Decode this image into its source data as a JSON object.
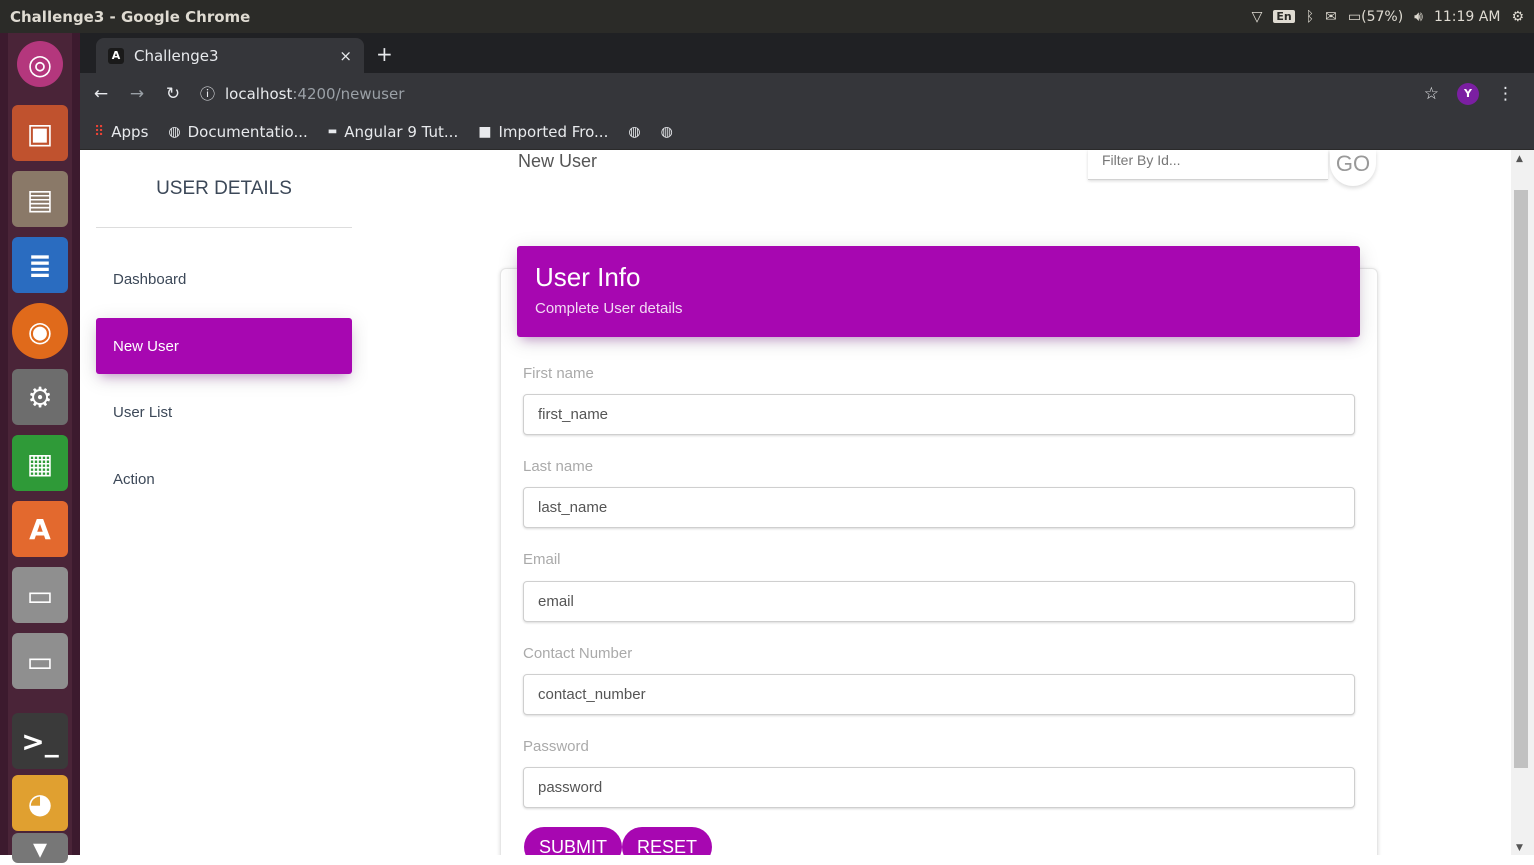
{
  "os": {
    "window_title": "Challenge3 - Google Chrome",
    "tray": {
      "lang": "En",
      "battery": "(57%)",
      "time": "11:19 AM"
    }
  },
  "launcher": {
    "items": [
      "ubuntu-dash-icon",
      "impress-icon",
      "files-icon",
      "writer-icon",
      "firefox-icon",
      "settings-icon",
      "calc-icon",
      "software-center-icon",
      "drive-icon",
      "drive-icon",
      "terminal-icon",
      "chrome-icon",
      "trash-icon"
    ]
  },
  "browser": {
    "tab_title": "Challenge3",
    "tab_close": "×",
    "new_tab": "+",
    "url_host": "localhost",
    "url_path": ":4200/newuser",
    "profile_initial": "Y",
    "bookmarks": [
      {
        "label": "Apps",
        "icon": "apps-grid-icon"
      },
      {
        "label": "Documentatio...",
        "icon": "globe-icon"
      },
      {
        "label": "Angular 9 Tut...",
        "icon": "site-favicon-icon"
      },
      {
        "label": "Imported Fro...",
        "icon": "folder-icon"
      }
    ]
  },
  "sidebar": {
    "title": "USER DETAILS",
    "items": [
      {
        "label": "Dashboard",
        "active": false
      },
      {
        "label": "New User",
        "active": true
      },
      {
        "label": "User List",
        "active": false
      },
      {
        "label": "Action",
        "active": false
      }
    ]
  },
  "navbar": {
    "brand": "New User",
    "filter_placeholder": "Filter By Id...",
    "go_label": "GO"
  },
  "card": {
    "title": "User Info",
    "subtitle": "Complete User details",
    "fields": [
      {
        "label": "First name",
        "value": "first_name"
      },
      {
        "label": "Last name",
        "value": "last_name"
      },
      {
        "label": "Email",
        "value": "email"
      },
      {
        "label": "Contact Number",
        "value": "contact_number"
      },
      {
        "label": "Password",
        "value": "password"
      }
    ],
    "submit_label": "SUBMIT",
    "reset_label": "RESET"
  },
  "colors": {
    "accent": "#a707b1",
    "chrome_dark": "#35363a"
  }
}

--

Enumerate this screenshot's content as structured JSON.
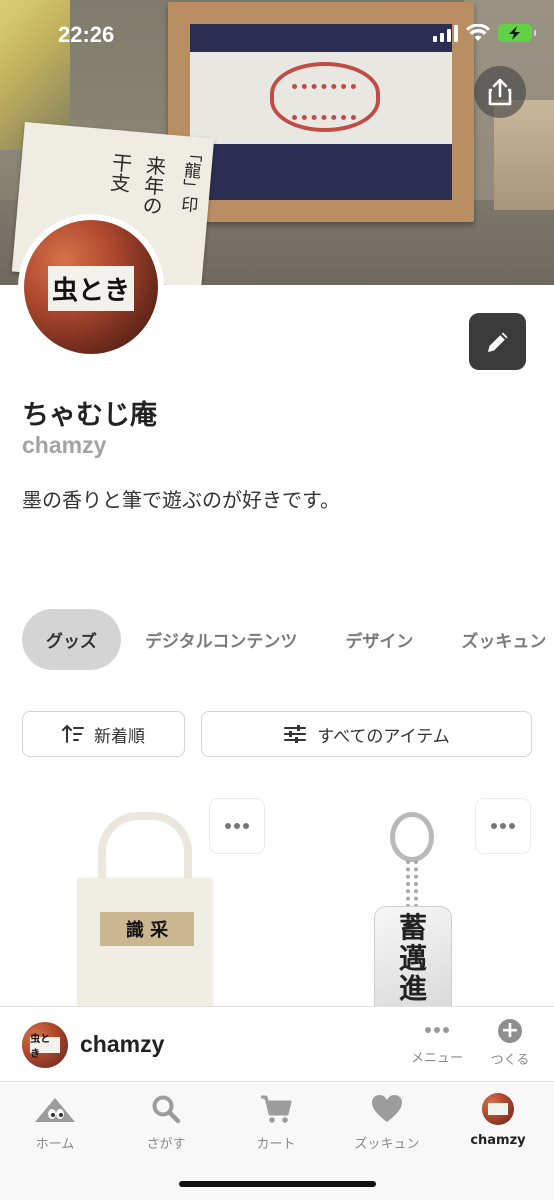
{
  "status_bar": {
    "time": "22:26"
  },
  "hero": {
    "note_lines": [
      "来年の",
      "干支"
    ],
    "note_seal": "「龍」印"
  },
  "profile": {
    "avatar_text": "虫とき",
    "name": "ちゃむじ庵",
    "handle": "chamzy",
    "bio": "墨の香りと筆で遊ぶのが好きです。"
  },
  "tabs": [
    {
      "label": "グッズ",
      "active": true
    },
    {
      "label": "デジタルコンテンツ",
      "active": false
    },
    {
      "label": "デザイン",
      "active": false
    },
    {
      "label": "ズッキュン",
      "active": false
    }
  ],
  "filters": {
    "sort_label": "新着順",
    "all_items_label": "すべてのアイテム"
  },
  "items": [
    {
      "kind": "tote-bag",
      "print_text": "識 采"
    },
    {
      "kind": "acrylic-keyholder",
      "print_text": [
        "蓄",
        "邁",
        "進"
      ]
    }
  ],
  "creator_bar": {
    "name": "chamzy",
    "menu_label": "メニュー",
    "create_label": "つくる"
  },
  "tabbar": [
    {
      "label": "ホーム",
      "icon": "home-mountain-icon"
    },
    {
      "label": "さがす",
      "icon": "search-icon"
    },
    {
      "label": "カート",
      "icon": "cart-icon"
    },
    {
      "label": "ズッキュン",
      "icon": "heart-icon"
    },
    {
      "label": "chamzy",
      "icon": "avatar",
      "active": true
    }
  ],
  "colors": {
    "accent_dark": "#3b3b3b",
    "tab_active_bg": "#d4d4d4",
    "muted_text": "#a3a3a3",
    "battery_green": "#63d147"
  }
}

- _WHAT YOU NEED TO DO_
Each line that holds the word "kind" is to be copied.

- _RESULT OF THE TASK_
      "kind": "tote-bag",
      "kind": "acrylic-keyholder",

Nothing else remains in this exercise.